◆ **EXERCISE**
Locate the string "object" in the records below. Copy every line where it occurs.
— START WORKING DATA —
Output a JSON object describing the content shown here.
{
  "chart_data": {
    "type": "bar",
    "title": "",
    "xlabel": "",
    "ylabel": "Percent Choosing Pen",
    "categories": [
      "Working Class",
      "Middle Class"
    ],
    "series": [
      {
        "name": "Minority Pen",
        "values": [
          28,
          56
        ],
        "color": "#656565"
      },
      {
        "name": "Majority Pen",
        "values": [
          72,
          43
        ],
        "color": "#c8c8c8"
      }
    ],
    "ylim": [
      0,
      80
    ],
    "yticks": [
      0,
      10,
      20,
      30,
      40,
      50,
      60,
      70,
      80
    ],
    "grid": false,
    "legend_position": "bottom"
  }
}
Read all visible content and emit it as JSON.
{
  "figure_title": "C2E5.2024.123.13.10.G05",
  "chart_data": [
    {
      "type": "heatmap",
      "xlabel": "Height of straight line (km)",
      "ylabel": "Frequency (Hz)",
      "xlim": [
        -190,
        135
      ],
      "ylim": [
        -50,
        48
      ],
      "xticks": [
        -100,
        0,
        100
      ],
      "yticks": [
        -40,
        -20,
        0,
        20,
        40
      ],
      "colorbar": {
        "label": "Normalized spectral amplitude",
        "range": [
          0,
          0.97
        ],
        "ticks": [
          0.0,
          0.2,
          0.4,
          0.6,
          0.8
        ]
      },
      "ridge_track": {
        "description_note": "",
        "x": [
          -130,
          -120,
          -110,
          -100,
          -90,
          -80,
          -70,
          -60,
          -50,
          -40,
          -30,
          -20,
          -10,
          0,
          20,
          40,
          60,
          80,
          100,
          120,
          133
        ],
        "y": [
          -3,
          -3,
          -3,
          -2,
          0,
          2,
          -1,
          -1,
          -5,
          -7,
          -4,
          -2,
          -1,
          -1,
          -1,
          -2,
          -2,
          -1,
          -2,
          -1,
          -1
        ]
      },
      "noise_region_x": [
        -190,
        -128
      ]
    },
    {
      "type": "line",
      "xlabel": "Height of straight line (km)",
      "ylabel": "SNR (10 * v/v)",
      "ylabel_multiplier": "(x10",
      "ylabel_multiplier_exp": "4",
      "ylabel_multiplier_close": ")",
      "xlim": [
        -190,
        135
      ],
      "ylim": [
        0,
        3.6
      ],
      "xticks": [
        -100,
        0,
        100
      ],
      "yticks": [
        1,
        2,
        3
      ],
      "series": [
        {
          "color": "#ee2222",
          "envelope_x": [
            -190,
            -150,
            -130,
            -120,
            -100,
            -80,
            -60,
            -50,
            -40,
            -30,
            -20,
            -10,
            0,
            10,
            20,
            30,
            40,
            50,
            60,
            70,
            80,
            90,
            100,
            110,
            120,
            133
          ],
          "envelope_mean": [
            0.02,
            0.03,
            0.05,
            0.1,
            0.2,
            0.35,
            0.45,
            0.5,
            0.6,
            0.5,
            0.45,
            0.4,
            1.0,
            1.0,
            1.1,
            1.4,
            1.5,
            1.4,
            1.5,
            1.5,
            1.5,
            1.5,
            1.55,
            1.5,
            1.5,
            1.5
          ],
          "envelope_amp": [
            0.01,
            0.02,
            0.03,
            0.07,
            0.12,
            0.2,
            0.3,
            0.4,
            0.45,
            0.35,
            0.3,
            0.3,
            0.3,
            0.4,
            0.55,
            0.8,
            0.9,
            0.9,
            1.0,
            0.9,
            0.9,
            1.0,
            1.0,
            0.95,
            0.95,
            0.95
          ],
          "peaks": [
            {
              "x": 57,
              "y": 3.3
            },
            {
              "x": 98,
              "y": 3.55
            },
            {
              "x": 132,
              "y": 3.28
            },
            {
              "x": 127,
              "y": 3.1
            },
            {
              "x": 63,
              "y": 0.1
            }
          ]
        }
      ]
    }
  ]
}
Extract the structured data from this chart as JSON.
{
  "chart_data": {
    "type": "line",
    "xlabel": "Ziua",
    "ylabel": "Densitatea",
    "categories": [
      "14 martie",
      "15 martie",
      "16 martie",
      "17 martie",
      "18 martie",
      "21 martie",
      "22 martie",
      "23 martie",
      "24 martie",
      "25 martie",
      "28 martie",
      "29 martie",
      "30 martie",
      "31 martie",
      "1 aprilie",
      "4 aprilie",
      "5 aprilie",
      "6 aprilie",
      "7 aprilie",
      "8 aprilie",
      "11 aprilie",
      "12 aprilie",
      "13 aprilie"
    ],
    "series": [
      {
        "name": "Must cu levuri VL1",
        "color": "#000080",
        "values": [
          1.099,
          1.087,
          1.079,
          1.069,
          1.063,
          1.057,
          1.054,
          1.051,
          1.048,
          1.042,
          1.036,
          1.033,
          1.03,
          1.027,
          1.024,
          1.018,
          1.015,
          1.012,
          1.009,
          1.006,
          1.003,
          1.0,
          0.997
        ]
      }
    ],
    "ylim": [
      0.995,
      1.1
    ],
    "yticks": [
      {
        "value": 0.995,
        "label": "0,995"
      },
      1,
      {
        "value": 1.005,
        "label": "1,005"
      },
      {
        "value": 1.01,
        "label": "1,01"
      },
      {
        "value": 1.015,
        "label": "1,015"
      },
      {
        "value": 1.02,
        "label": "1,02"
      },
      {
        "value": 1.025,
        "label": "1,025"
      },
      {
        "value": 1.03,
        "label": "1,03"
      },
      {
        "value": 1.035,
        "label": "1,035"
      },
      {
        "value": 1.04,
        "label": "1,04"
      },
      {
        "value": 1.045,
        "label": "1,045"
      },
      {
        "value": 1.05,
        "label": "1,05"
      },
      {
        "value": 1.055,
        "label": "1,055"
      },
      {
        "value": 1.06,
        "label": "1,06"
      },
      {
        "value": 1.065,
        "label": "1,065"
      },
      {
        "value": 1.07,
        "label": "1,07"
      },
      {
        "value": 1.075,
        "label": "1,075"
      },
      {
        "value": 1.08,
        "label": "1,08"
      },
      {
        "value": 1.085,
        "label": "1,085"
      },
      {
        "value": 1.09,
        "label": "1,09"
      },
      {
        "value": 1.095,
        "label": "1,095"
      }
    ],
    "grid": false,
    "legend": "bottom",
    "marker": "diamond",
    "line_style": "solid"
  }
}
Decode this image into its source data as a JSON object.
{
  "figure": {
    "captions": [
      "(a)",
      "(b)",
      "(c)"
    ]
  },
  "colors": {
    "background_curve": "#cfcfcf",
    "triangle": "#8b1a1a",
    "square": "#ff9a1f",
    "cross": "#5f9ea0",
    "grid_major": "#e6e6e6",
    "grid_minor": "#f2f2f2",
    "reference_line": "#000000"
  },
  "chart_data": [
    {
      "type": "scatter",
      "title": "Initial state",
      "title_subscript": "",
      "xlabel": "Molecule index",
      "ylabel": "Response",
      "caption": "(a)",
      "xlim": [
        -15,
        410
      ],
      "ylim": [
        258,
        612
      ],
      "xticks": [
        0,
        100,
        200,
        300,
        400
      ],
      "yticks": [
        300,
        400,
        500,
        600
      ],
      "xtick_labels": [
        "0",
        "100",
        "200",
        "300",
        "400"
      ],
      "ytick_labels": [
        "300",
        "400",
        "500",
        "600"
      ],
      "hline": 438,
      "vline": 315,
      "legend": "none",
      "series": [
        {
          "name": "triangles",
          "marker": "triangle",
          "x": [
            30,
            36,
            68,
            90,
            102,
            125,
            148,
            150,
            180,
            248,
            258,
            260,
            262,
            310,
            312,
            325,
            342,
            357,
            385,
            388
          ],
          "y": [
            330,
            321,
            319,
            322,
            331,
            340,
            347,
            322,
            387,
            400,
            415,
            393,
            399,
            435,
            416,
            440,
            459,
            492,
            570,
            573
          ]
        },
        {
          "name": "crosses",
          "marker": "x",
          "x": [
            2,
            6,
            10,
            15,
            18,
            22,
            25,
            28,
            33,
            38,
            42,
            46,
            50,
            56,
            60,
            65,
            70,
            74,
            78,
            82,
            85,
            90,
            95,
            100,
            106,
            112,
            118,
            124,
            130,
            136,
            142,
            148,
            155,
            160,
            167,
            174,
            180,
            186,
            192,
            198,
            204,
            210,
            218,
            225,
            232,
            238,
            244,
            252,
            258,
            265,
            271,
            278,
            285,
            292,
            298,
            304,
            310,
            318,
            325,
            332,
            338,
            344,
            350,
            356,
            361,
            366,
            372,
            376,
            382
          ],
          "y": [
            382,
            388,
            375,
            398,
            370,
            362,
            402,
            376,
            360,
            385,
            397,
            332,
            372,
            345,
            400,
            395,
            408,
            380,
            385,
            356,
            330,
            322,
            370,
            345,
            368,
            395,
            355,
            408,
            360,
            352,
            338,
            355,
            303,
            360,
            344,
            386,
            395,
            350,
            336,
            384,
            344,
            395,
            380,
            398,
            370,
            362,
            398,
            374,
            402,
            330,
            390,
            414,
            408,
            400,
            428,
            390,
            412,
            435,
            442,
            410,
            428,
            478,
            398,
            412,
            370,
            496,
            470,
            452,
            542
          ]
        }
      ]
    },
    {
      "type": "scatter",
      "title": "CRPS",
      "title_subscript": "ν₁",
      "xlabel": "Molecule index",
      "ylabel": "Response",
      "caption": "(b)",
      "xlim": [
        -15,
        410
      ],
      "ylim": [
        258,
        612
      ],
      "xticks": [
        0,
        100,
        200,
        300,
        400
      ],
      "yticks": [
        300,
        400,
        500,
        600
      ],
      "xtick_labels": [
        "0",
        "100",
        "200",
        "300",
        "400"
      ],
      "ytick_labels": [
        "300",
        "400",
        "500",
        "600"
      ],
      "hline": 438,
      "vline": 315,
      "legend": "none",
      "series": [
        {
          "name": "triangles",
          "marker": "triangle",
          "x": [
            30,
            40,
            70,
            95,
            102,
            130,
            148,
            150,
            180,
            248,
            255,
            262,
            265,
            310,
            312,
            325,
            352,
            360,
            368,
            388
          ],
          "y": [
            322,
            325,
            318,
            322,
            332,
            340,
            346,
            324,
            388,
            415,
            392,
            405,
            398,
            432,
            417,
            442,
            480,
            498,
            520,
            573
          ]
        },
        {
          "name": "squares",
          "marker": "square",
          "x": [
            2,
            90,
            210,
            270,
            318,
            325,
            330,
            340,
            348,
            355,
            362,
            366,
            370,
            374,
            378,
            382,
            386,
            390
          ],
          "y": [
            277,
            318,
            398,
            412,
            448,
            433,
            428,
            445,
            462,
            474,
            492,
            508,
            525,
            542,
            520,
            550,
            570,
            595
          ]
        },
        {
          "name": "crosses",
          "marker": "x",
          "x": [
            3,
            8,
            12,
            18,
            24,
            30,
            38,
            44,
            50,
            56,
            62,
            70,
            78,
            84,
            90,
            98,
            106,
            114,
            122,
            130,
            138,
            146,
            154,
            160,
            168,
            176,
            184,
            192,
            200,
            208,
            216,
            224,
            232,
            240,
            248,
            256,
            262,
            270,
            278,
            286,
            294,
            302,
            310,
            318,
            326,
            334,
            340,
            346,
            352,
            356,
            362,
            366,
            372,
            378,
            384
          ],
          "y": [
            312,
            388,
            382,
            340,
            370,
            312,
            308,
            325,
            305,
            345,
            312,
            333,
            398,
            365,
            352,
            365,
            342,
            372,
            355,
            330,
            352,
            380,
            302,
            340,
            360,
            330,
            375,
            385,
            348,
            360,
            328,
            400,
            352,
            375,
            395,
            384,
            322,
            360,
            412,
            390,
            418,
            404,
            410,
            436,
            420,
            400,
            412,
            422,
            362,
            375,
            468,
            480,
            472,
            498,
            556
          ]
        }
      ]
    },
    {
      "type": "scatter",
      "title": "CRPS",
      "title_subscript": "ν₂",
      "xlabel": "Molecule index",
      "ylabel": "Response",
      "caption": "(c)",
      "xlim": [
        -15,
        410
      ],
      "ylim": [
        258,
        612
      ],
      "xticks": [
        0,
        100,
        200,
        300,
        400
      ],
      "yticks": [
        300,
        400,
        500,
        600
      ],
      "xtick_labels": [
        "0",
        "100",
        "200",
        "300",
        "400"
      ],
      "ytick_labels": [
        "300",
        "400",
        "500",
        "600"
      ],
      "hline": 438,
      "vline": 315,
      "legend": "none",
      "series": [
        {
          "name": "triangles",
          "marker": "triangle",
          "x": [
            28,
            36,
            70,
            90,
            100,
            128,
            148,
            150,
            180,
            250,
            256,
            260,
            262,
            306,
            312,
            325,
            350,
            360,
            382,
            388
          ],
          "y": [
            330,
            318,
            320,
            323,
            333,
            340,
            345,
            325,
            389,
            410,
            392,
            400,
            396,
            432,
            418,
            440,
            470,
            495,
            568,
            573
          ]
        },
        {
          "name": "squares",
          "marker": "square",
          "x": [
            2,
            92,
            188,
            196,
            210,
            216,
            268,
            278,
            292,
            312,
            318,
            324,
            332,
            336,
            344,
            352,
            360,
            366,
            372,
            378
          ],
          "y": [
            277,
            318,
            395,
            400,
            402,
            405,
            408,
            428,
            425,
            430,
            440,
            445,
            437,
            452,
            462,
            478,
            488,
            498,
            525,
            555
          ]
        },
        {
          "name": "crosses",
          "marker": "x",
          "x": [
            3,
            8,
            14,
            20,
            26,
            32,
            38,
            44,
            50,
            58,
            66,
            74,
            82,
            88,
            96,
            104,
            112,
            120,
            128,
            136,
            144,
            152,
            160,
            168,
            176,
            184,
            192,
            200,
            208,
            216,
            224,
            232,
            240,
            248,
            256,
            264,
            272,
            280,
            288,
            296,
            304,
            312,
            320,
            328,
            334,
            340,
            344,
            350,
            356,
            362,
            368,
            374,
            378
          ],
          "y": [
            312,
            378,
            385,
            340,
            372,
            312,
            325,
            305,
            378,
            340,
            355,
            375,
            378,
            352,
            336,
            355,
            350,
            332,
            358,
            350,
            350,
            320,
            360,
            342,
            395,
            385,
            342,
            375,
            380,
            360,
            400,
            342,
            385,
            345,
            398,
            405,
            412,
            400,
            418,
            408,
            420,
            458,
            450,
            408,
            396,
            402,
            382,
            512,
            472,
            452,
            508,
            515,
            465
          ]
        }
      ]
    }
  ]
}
— END WORKING DATA —
◆ **EXERCISE ANSWER**
Output a JSON object describing the content shown here.
Decode this image into its source data as a JSON object.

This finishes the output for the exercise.